• _Exercise prompt_: Write out each of the records below without changing a character, leaving out the pictures.

## START Material for this task

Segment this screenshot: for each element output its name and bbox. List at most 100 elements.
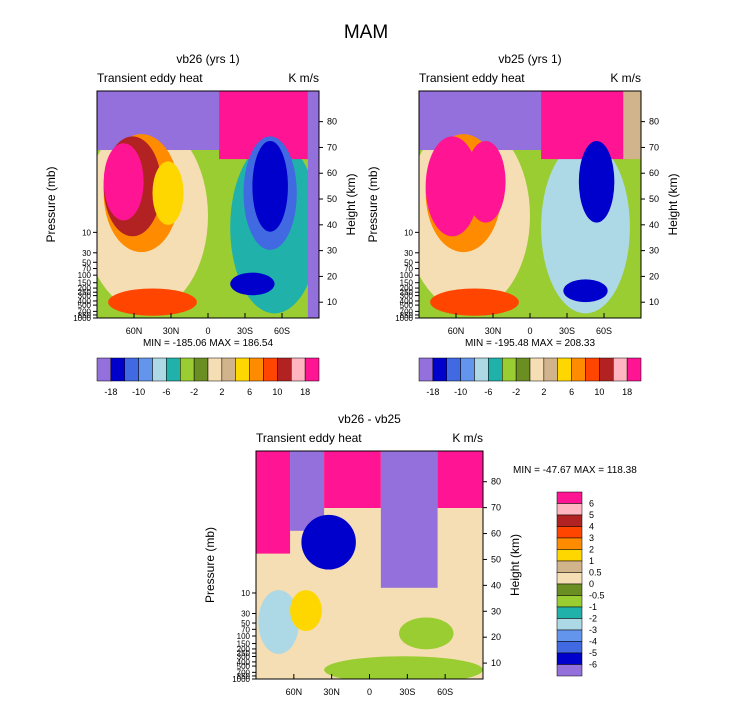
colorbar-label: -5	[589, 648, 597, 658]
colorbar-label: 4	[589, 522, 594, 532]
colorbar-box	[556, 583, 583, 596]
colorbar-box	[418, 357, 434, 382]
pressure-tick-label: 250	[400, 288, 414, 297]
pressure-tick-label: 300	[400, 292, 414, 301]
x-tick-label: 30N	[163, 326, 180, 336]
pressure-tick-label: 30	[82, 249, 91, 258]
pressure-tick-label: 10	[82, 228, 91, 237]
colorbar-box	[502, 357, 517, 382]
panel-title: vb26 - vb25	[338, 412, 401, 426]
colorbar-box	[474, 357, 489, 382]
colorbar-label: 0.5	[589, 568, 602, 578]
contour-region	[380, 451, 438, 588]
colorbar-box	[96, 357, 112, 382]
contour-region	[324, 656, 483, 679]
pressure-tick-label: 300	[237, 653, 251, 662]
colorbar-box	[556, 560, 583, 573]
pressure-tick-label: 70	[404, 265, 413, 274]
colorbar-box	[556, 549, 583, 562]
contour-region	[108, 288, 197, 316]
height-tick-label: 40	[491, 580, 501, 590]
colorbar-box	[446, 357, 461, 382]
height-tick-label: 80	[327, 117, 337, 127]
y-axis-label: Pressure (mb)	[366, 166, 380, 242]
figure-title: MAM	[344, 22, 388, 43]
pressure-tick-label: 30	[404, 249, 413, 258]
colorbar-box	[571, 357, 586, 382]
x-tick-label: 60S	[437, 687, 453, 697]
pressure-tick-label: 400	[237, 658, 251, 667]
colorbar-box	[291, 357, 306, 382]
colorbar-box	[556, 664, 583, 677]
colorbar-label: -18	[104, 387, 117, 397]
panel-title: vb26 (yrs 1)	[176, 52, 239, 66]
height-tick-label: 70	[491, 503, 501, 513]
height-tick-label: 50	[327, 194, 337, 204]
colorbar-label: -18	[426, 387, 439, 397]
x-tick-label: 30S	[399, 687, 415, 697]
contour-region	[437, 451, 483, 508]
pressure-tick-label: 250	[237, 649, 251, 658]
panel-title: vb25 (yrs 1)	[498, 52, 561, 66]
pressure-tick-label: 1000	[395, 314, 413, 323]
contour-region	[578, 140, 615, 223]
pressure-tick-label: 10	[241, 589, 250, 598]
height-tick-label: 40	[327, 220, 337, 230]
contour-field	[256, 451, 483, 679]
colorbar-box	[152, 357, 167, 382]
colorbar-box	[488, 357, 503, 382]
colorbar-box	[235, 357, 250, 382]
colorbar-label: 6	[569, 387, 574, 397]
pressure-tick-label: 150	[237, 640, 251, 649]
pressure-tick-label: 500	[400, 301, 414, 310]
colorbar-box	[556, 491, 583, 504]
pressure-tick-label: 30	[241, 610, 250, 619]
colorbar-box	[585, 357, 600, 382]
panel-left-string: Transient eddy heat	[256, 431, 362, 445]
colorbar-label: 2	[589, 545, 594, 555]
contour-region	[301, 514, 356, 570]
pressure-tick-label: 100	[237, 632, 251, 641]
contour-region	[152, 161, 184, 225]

## END Material for this task

• _Correct result_:
Segment this screenshot: for each element output its name and bbox. List at most 100 elements.
colorbar-label: -5	[589, 648, 597, 658]
colorbar-label: 4	[589, 522, 594, 532]
colorbar-box	[556, 583, 583, 596]
colorbar-box	[418, 357, 434, 382]
pressure-tick-label: 250	[400, 288, 414, 297]
pressure-tick-label: 300	[400, 292, 414, 301]
x-tick-label: 30N	[163, 326, 180, 336]
pressure-tick-label: 30	[82, 249, 91, 258]
pressure-tick-label: 10	[82, 228, 91, 237]
colorbar-box	[502, 357, 517, 382]
panel-title: vb26 - vb25	[338, 412, 401, 426]
colorbar-box	[474, 357, 489, 382]
colorbar-label: 0.5	[589, 568, 602, 578]
contour-region	[380, 451, 438, 588]
colorbar-box	[96, 357, 112, 382]
contour-region	[324, 656, 483, 679]
pressure-tick-label: 300	[237, 653, 251, 662]
colorbar-box	[556, 560, 583, 573]
pressure-tick-label: 70	[404, 265, 413, 274]
colorbar-box	[556, 549, 583, 562]
contour-region	[108, 288, 197, 316]
height-tick-label: 40	[491, 580, 501, 590]
colorbar-box	[446, 357, 461, 382]
height-tick-label: 80	[327, 117, 337, 127]
y-axis-label: Pressure (mb)	[366, 166, 380, 242]
figure-title: MAM	[344, 22, 388, 43]
pressure-tick-label: 30	[404, 249, 413, 258]
colorbar-box	[571, 357, 586, 382]
x-tick-label: 60S	[437, 687, 453, 697]
pressure-tick-label: 400	[237, 658, 251, 667]
colorbar-box	[291, 357, 306, 382]
colorbar-box	[556, 664, 583, 677]
colorbar-label: -18	[104, 387, 117, 397]
panel-title: vb26 (yrs 1)	[176, 52, 239, 66]
height-tick-label: 70	[491, 503, 501, 513]
height-tick-label: 50	[327, 194, 337, 204]
colorbar-label: -18	[426, 387, 439, 397]
x-tick-label: 30S	[399, 687, 415, 697]
contour-region	[437, 451, 483, 508]
pressure-tick-label: 250	[237, 649, 251, 658]
panel-title: vb25 (yrs 1)	[498, 52, 561, 66]
pressure-tick-label: 1000	[395, 314, 413, 323]
contour-region	[578, 140, 615, 223]
pressure-tick-label: 10	[241, 589, 250, 598]
height-tick-label: 40	[327, 220, 337, 230]
contour-field	[256, 451, 483, 679]
colorbar-box	[152, 357, 167, 382]
colorbar-box	[488, 357, 503, 382]
colorbar-box	[235, 357, 250, 382]
colorbar-label: 6	[569, 387, 574, 397]
pressure-tick-label: 150	[237, 640, 251, 649]
pressure-tick-label: 500	[400, 301, 414, 310]
colorbar-box	[556, 491, 583, 504]
pressure-tick-label: 30	[241, 610, 250, 619]
colorbar-box	[585, 357, 600, 382]
panel-left-string: Transient eddy heat	[256, 431, 362, 445]
colorbar-label: 2	[589, 545, 594, 555]
contour-region	[301, 514, 356, 570]
pressure-tick-label: 100	[237, 632, 251, 641]
contour-region	[152, 161, 184, 225]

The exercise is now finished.